SHORT EXERCISE:
Pull every line of the entries that has the word "standard".

EXCERPTED DATA:

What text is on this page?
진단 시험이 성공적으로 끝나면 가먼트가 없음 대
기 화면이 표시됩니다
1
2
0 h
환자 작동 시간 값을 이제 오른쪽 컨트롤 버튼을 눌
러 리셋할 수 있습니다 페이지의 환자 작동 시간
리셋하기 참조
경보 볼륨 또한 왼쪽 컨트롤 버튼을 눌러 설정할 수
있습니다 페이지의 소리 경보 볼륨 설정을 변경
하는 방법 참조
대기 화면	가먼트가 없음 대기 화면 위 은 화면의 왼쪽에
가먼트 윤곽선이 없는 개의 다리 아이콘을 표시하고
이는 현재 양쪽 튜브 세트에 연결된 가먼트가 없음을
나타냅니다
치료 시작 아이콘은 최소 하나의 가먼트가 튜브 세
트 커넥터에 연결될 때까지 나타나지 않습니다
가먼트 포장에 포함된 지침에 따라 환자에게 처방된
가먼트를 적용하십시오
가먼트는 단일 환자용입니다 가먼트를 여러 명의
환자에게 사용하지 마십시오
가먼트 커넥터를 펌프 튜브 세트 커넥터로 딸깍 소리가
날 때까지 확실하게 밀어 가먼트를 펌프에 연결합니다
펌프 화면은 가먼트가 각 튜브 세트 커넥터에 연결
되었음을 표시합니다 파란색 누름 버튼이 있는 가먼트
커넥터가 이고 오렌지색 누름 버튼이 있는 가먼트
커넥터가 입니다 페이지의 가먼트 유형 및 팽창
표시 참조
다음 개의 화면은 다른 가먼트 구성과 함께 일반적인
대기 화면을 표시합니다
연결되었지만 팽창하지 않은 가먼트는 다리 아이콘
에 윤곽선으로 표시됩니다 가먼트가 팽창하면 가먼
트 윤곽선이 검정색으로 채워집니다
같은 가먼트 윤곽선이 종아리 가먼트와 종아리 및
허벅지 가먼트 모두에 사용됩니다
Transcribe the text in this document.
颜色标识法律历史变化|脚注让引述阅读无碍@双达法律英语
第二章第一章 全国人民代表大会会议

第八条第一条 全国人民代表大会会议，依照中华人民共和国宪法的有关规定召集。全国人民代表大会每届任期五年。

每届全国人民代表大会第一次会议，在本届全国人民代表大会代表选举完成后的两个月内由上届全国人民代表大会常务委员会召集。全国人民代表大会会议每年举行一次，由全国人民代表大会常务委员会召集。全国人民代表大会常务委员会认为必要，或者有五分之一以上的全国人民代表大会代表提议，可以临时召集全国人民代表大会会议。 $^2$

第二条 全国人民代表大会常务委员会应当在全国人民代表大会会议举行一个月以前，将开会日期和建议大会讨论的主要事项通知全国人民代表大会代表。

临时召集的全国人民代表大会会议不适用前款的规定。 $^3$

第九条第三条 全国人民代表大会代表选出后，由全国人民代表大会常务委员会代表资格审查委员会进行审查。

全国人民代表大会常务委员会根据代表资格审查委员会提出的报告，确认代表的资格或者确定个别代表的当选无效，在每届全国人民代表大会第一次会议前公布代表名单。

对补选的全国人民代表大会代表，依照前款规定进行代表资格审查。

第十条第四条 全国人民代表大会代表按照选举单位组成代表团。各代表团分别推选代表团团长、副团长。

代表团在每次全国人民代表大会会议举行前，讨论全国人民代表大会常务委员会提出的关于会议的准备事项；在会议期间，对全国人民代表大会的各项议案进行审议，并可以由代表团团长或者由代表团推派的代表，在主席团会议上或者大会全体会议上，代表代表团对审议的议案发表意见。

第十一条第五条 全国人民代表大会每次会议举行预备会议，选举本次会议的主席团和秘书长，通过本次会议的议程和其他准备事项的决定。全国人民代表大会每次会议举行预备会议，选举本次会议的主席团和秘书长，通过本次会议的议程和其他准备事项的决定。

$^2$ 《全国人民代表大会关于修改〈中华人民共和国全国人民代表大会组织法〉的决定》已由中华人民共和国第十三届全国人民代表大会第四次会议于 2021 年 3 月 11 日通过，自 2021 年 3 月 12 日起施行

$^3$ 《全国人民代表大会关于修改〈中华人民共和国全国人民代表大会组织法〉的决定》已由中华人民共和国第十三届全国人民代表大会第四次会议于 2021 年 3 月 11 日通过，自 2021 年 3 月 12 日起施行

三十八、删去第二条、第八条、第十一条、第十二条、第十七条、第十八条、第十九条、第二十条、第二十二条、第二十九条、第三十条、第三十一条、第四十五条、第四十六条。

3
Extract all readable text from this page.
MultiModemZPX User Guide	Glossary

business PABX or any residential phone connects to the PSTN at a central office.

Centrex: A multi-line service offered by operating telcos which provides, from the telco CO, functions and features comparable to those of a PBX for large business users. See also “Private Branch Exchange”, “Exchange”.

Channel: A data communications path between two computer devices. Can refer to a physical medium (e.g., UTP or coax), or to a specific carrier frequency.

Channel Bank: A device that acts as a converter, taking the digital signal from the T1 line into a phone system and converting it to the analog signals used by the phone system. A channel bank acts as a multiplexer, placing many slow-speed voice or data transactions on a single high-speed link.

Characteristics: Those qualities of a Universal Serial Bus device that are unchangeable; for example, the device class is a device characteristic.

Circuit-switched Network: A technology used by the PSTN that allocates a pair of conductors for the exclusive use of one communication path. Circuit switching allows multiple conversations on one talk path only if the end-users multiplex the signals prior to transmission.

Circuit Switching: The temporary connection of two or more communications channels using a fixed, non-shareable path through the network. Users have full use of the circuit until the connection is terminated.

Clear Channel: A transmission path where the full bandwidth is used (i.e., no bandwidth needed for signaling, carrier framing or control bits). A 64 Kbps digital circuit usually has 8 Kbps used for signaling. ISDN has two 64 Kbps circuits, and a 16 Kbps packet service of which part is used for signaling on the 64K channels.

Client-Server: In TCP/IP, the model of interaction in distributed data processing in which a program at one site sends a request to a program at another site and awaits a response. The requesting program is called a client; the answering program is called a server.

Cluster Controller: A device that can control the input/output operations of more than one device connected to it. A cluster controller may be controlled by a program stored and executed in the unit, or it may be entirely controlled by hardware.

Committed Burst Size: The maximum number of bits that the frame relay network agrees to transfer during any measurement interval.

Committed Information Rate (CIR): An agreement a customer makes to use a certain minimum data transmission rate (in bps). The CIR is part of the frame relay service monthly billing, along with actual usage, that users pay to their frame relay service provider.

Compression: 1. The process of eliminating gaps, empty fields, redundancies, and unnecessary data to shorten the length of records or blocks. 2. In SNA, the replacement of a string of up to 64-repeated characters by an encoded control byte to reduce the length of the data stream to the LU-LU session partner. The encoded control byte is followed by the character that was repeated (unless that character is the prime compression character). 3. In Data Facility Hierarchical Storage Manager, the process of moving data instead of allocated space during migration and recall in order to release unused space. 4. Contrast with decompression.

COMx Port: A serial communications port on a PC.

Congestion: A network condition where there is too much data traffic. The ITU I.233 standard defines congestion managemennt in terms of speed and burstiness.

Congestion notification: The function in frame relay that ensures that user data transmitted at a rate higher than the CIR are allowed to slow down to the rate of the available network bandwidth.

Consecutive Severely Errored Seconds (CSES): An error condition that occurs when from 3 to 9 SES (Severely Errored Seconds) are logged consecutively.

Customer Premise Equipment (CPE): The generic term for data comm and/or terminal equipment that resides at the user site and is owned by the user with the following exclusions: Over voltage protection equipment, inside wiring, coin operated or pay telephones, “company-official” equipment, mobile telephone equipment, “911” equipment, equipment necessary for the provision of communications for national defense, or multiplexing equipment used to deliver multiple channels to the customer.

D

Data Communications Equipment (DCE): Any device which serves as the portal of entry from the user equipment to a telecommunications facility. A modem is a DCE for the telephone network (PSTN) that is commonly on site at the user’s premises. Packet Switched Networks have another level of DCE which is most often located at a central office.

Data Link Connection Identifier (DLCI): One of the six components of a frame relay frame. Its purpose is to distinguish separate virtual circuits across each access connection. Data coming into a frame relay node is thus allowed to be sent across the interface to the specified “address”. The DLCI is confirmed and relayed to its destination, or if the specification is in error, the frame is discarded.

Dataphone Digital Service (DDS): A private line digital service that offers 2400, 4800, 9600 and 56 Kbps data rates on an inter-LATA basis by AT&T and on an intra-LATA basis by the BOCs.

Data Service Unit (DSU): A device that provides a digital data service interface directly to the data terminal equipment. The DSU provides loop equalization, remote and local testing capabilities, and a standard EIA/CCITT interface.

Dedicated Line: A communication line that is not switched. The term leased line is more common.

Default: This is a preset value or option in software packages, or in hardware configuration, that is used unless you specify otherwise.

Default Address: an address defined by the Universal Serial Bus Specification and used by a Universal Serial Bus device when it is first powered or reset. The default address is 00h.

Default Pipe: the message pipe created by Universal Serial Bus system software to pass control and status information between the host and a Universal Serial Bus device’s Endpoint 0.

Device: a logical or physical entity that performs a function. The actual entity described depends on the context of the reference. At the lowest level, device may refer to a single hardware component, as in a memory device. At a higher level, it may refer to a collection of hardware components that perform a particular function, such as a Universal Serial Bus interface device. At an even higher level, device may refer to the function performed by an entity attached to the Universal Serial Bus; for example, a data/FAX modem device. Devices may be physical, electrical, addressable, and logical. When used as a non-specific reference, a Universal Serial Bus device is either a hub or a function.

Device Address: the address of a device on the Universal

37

FINISHED EXERCISE:
Congestion: A network condition where there is too much data traffic. The ITU I.233 standard defines congestion managemennt in terms of speed and burstiness.
Data Service Unit (DSU): A device that provides a digital data service interface directly to the data terminal equipment. The DSU provides loop equalization, remote and local testing capabilities, and a standard EIA/CCITT interface.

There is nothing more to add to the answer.